### Task details
Reproduce the following material exactly, including every line.

### Extracted records

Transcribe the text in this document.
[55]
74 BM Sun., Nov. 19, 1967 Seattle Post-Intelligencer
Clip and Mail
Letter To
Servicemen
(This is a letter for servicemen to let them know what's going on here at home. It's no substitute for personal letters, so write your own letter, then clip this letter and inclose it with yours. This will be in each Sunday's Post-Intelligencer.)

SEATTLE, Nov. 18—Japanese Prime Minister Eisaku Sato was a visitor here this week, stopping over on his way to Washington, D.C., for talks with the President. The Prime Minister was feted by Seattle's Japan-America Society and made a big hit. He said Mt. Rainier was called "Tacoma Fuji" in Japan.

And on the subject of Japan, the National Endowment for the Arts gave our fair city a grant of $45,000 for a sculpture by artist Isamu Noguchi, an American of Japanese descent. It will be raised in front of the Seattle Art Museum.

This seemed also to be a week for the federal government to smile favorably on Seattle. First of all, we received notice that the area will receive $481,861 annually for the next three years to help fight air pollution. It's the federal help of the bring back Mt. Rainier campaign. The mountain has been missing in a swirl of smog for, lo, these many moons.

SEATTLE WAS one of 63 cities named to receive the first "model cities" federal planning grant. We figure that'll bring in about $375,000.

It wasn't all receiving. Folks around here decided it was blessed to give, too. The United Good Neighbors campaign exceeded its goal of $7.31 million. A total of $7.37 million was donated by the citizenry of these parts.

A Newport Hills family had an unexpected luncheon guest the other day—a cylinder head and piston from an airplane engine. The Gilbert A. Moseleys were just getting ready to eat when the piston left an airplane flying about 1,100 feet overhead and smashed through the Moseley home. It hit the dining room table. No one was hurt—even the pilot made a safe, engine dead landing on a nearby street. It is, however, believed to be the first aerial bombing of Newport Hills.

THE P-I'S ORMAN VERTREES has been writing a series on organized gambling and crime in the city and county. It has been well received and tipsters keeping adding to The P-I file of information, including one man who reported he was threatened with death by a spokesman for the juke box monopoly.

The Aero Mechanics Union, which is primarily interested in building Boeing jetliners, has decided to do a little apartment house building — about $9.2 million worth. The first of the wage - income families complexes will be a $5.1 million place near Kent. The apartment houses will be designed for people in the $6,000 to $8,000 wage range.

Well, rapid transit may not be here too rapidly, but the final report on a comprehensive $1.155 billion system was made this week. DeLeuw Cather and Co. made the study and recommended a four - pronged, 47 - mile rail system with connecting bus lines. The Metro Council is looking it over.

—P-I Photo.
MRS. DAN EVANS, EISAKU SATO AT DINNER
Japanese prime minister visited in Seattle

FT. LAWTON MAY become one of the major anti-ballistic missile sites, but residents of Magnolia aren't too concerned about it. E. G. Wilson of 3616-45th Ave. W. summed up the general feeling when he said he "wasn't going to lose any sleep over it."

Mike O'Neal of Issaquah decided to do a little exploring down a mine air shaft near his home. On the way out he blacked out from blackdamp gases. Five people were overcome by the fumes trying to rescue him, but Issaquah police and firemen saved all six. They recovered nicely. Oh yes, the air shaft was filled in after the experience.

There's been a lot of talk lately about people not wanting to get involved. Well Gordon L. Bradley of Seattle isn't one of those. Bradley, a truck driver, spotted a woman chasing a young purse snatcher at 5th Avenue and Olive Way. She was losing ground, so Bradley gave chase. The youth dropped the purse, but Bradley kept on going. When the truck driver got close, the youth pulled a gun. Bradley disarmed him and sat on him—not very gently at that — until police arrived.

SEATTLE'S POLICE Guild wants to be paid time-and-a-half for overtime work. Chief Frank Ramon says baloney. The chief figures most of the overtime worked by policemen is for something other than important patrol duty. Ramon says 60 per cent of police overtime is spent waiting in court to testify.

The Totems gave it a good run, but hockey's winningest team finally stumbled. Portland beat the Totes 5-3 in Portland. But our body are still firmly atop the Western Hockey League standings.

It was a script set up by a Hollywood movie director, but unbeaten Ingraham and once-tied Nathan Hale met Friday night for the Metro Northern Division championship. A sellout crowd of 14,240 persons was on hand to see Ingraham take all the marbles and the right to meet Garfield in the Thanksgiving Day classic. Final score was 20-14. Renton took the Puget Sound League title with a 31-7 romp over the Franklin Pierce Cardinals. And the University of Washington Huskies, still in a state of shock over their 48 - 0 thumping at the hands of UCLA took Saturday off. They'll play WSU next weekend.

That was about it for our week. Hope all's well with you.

### Written solution
Transcribe the text in this document.
[55]
74 BM Sun., Nov. 19, 1967 Seattle Post-Intelligencer
Clip and Mail
Letter To
Servicemen
(This is a letter for servicemen to let them know what's going on here at home. It's no substitute for personal letters, so write your own letter, then clip this letter and inclose it with yours. This will be in each Sunday's Post-Intelligencer.)

SEATTLE, Nov. 18—Japanese Prime Minister Eisaku Sato was a visitor here this week, stopping over on his way to Washington, D.C., for talks with the President. The Prime Minister was feted by Seattle's Japan-America Society and made a big hit. He said Mt. Rainier was called "Tacoma Fuji" in Japan.

And on the subject of Japan, the National Endowment for the Arts gave our fair city a grant of $45,000 for a sculpture by artist Isamu Noguchi, an American of Japanese descent. It will be raised in front of the Seattle Art Museum.

This seemed also to be a week for the federal government to smile favorably on Seattle. First of all, we received notice that the area will receive $481,861 annually for the next three years to help fight air pollution. It's the federal help of the bring back Mt. Rainier campaign. The mountain has been missing in a swirl of smog for, lo, these many moons.

SEATTLE WAS one of 63 cities named to receive the first "model cities" federal planning grant. We figure that'll bring in about $375,000.

It wasn't all receiving. Folks around here decided it was blessed to give, too. The United Good Neighbors campaign exceeded its goal of $7.31 million. A total of $7.37 million was donated by the citizenry of these parts.

A Newport Hills family had an unexpected luncheon guest the other day—a cylinder head and piston from an airplane engine. The Gilbert A. Moseleys were just getting ready to eat when the piston left an airplane flying about 1,100 feet overhead and smashed through the Moseley home. It hit the dining room table. No one was hurt—even the pilot made a safe, engine dead landing on a nearby street. It is, however, believed to be the first aerial bombing of Newport Hills.

THE P-I'S ORMAN VERTREES has been writing a series on organized gambling and crime in the city and county. It has been well received and tipsters keeping adding to The P-I file of information, including one man who reported he was threatened with death by a spokesman for the juke box monopoly.

The Aero Mechanics Union, which is primarily interested in building Boeing jetliners, has decided to do a little apartment house building — about $9.2 million worth. The first of the wage - income families complexes will be a $5.1 million place near Kent. The apartment houses will be designed for people in the $6,000 to $8,000 wage range.

Well, rapid transit may not be here too rapidly, but the final report on a comprehensive $1.155 billion system was made this week. DeLeuw Cather and Co. made the study and recommended a four - pronged, 47 - mile rail system with connecting bus lines. The Metro Council is looking it over.

—P-I Photo.
MRS. DAN EVANS, EISAKU SATO AT DINNER
Japanese prime minister visited in Seattle

FT. LAWTON MAY become one of the major anti-ballistic missile sites, but residents of Magnolia aren't too concerned about it. E. G. Wilson of 3616-45th Ave. W. summed up the general feeling when he said he "wasn't going to lose any sleep over it."

Mike O'Neal of Issaquah decided to do a little exploring down a mine air shaft near his home. On the way out he blacked out from blackdamp gases. Five people were overcome by the fumes trying to rescue him, but Issaquah police and firemen saved all six. They recovered nicely. Oh yes, the air shaft was filled in after the experience.

There's been a lot of talk lately about people not wanting to get involved. Well Gordon L. Bradley of Seattle isn't one of those. Bradley, a truck driver, spotted a woman chasing a young purse snatcher at 5th Avenue and Olive Way. She was losing ground, so Bradley gave chase. The youth dropped the purse, but Bradley kept on going. When the truck driver got close, the youth pulled a gun. Bradley disarmed him and sat on him—not very gently at that — until police arrived.

SEATTLE'S POLICE Guild wants to be paid time-and-a-half for overtime work. Chief Frank Ramon says baloney. The chief figures most of the overtime worked by policemen is for something other than important patrol duty. Ramon says 60 per cent of police overtime is spent waiting in court to testify.

The Totems gave it a good run, but hockey's winningest team finally stumbled. Portland beat the Totes 5-3 in Portland. But our body are still firmly atop the Western Hockey League standings.

It was a script set up by a Hollywood movie director, but unbeaten Ingraham and once-tied Nathan Hale met Friday night for the Metro Northern Division championship. A sellout crowd of 14,240 persons was on hand to see Ingraham take all the marbles and the right to meet Garfield in the Thanksgiving Day classic. Final score was 20-14. Renton took the Puget Sound League title with a 31-7 romp over the Franklin Pierce Cardinals. And the University of Washington Huskies, still in a state of shock over their 48 - 0 thumping at the hands of UCLA took Saturday off. They'll play WSU next weekend.

That was about it for our week. Hope all's well with you.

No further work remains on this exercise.